DERG at the Ecological Society of Australia annual conference

DERG members have participated in organising a symposium and workshops at #ESA16! Details are:

Surviving the dry: how diversity is maintained in the arid zone

30th November and 1st December 2016
This symposium in convened by the Arid Ecology Research Chapter of ESA, and is a follow-up from the research chapter’s first symposium held at ESA 2011 in Hobart: The greening of arid Australia – opportunities and lessons from extreme years (see Austral Ecology Volume 38 (7), November 2013). Over the past few years serious rainfall deficiencies have gripped many parts of Australia and long-term drying trends cannot be explained by natural variability alone. Arid and semi-arid organisms have successfully developed many survival strategies to live in a water-limited environment, and Australia’s dry interior has become a diverse and complex system. This symposium aims to bring together researchers from a range of backgrounds to explore how species diversity is maintained in a system where droughts are the norm, and provide lessons for a continent that is faced with longer and more severe droughts due to a changing climate. The presentations will cover a range of arid zone based research that consists of both specific, previously unpublished research and broader syntheses.

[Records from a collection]

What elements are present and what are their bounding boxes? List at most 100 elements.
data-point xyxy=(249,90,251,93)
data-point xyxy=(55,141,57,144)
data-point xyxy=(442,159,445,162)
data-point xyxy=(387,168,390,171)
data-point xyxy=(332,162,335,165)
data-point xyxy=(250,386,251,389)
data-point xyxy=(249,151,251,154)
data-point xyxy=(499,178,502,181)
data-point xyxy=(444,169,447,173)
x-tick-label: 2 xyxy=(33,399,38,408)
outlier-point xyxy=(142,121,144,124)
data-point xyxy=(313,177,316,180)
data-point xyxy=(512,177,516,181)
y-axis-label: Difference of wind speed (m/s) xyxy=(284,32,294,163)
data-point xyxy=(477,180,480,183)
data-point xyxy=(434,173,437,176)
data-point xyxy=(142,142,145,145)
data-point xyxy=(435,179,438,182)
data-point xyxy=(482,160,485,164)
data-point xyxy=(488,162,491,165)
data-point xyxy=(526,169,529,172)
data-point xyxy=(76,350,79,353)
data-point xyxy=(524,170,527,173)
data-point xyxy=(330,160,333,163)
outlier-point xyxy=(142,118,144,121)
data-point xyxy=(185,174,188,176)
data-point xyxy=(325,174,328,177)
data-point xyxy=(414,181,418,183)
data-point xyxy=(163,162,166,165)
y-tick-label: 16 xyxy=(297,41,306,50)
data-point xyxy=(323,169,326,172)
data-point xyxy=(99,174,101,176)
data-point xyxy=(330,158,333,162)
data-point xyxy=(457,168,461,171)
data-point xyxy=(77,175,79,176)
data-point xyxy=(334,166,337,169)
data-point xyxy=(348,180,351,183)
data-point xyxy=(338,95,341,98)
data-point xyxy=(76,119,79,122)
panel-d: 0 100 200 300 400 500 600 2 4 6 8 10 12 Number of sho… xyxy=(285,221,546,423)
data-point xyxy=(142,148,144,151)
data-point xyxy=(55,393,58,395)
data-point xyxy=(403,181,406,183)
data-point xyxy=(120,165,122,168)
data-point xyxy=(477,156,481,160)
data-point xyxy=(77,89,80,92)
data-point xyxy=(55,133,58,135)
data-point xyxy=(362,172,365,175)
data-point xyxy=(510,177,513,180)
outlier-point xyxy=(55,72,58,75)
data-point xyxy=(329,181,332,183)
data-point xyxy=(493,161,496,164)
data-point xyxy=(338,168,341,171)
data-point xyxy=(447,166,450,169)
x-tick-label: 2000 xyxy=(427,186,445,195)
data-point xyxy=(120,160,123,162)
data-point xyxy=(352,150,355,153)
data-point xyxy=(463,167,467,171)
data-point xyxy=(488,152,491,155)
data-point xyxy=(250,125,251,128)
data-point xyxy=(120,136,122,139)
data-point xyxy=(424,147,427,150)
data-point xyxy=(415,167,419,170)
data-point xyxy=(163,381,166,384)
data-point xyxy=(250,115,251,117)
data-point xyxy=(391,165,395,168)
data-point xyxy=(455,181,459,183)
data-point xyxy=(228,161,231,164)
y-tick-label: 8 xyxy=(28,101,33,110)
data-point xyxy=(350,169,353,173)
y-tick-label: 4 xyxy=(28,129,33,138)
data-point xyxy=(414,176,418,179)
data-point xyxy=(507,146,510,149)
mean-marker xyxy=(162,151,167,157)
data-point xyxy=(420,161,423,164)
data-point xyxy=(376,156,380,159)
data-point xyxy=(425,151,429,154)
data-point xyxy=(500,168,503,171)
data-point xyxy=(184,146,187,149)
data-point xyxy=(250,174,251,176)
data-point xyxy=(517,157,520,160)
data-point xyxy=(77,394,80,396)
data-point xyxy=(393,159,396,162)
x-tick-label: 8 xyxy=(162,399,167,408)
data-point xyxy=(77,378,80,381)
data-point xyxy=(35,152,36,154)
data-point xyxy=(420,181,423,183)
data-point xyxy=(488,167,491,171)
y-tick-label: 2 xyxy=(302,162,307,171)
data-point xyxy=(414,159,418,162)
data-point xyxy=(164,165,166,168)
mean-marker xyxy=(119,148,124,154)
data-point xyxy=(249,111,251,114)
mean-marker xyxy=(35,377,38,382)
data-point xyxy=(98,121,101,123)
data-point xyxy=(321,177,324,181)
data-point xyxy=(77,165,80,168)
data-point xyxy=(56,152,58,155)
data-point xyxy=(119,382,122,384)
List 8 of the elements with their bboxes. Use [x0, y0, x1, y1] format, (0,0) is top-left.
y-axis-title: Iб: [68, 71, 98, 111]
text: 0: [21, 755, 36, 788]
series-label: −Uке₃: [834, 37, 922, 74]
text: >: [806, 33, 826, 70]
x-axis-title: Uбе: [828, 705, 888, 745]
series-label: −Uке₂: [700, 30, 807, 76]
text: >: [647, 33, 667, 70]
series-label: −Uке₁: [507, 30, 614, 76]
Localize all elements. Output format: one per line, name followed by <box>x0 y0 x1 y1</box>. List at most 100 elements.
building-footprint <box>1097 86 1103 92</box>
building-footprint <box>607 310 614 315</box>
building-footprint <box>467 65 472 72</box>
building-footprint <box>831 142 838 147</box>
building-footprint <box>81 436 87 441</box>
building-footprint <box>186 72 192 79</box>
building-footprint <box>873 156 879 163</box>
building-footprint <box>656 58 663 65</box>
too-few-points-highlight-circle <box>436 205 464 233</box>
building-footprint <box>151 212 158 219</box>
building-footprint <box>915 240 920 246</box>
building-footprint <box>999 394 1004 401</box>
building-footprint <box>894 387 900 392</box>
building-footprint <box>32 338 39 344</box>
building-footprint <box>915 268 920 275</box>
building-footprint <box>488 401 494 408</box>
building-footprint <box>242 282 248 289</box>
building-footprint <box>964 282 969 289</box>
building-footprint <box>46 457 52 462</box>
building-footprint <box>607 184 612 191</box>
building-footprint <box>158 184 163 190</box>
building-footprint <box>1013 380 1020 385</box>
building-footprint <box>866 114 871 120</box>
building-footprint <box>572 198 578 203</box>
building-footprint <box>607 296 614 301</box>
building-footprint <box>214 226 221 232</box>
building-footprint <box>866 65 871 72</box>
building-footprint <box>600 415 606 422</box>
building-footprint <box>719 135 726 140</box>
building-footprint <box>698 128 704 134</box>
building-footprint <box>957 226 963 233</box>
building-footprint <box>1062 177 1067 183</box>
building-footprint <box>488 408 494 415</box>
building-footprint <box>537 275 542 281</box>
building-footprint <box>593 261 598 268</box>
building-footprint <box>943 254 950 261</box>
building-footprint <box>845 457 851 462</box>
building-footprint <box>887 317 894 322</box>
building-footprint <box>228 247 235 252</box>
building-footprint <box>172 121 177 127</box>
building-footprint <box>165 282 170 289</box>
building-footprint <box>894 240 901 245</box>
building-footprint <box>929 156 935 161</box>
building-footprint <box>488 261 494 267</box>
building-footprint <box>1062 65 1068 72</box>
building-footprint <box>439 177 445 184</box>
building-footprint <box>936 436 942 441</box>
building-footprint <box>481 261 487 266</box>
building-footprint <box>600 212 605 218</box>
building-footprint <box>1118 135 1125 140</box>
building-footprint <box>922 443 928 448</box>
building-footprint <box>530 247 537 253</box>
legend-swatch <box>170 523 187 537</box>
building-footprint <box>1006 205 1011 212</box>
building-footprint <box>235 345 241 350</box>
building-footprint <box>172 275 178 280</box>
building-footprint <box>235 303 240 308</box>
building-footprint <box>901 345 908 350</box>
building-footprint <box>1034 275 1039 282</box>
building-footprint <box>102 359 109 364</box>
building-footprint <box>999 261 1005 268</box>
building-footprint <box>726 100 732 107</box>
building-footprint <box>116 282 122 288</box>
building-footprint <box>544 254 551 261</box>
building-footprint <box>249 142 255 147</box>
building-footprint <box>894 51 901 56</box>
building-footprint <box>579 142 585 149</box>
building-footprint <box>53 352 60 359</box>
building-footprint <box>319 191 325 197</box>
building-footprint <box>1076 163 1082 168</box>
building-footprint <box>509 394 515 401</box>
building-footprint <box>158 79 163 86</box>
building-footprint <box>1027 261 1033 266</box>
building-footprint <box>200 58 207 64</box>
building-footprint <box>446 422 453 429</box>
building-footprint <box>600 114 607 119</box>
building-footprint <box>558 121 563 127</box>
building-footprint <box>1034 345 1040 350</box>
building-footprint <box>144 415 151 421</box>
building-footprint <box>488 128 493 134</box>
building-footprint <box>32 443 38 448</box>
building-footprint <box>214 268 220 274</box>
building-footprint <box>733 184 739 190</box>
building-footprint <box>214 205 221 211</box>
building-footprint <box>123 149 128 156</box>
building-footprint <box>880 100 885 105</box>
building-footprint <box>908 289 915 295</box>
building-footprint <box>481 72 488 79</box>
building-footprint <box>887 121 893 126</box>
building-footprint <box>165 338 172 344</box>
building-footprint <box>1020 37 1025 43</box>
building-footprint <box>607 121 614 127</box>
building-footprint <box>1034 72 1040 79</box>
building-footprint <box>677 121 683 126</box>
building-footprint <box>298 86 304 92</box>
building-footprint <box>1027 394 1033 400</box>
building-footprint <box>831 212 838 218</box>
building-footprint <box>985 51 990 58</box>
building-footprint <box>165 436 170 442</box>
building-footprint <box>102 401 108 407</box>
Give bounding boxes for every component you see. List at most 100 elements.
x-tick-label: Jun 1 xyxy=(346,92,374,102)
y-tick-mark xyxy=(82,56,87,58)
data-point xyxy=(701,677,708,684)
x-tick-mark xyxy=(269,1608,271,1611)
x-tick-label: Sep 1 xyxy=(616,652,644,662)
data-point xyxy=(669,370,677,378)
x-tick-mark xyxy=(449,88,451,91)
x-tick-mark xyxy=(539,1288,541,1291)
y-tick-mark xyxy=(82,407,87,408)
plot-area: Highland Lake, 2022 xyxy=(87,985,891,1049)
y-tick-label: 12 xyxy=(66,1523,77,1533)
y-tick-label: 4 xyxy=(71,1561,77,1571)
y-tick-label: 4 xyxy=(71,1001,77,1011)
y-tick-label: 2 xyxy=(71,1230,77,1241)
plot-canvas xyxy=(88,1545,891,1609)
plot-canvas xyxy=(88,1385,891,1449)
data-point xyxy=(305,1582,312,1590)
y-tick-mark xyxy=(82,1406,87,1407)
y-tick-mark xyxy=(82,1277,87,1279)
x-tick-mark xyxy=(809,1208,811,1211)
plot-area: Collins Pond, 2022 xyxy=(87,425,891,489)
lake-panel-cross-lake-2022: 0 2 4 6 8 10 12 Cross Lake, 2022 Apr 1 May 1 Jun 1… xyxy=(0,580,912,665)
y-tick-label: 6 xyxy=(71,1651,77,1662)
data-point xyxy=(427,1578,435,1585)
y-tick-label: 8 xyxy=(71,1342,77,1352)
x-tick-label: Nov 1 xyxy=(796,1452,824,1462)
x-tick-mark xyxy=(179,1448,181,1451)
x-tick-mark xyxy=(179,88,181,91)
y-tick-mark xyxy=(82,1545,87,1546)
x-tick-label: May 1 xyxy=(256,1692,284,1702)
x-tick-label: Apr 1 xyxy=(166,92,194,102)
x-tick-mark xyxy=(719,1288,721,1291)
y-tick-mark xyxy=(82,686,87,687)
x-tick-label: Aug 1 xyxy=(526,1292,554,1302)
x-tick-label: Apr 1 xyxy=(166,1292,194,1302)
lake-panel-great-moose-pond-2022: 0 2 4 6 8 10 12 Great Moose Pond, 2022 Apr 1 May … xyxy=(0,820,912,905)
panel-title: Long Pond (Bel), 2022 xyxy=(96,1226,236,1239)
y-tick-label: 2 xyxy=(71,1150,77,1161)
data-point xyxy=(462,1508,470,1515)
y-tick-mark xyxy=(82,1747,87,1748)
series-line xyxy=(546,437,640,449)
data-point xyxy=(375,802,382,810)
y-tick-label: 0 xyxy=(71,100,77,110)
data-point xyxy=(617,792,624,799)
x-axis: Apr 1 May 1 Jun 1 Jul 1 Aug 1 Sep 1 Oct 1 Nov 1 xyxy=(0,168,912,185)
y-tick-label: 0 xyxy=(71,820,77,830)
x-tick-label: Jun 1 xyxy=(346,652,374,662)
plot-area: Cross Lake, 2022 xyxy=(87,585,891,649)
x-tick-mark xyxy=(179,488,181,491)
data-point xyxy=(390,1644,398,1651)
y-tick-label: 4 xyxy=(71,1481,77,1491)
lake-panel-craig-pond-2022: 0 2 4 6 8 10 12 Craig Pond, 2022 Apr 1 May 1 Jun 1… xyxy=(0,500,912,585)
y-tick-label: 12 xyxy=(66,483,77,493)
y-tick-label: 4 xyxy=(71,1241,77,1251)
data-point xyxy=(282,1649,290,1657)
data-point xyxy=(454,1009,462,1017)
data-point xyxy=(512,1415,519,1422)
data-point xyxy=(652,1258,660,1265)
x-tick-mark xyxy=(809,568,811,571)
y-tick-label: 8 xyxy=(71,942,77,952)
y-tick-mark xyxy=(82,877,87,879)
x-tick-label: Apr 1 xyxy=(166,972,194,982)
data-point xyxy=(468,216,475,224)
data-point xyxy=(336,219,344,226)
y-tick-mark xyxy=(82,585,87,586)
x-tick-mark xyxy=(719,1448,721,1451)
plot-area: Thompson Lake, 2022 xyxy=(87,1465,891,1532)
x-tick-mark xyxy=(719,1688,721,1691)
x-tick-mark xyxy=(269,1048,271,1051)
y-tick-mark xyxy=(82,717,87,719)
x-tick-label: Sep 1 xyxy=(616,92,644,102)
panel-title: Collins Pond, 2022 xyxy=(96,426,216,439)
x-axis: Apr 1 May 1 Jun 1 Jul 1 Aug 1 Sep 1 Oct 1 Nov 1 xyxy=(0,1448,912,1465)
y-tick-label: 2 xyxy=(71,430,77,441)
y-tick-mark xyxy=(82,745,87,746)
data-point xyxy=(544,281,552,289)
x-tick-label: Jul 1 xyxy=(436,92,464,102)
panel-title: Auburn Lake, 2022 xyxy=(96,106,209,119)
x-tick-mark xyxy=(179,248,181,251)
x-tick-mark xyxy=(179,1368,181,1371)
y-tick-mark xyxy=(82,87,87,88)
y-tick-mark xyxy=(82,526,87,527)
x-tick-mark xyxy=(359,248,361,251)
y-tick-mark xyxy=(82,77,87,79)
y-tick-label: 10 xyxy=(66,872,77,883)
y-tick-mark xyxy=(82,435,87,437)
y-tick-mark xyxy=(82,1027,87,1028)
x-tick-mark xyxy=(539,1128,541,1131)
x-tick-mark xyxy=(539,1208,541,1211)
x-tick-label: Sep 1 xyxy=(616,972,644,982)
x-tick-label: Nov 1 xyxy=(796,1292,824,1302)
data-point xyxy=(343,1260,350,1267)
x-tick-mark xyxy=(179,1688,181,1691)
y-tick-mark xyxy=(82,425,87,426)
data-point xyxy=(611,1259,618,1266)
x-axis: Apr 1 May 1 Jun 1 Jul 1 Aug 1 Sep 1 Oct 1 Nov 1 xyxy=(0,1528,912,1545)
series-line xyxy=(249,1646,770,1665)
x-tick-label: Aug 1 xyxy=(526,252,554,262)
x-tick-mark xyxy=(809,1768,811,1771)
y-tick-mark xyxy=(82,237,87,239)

What to work on:
A – Quote the conference announcement word for word, from its title line to its final sentence.
B – Reproduce the records from their first line through the line containing "data-point xyxy=(250,386,251,389)", renaming every "data-point" as "point marker" and leaving all else unchanged.

Outputs in order:
A –
DERG at the Ecological Society of Australia annual conference

DERG members have participated in organising a symposium and workshops at #ESA16! Details are:

Surviving the dry: how diversity is maintained in the arid zone

30th November and 1st December 2016
This symposium in convened by the Arid Ecology Research Chapter of ESA, and is a follow-up from the research chapter’s first symposium held at ESA 2011 in Hobart: The greening of arid Australia – opportunities and lessons from extreme years (see Austral Ecology Volume 38 (7), November 2013). Over the past few years serious rainfall deficiencies have gripped many parts of Australia and long-term drying trends cannot be explained by natural variability alone. Arid and semi-arid organisms have successfully developed many survival strategies to live in a water-limited environment, and Australia’s dry interior has become a diverse and complex system. This symposium aims to bring together researchers from a range of backgrounds to explore how species diversity is maintained in a system where droughts are the norm, and provide lessons for a continent that is faced with longer and more severe droughts due to a changing climate. The presentations will cover a range of arid zone based research that consists of both specific, previously unpublished research and broader syntheses.

B –
What elements are present and what are their bounding boxes? List at most 100 elements.
point marker xyxy=(249,90,251,93)
point marker xyxy=(55,141,57,144)
point marker xyxy=(442,159,445,162)
point marker xyxy=(387,168,390,171)
point marker xyxy=(332,162,335,165)
point marker xyxy=(250,386,251,389)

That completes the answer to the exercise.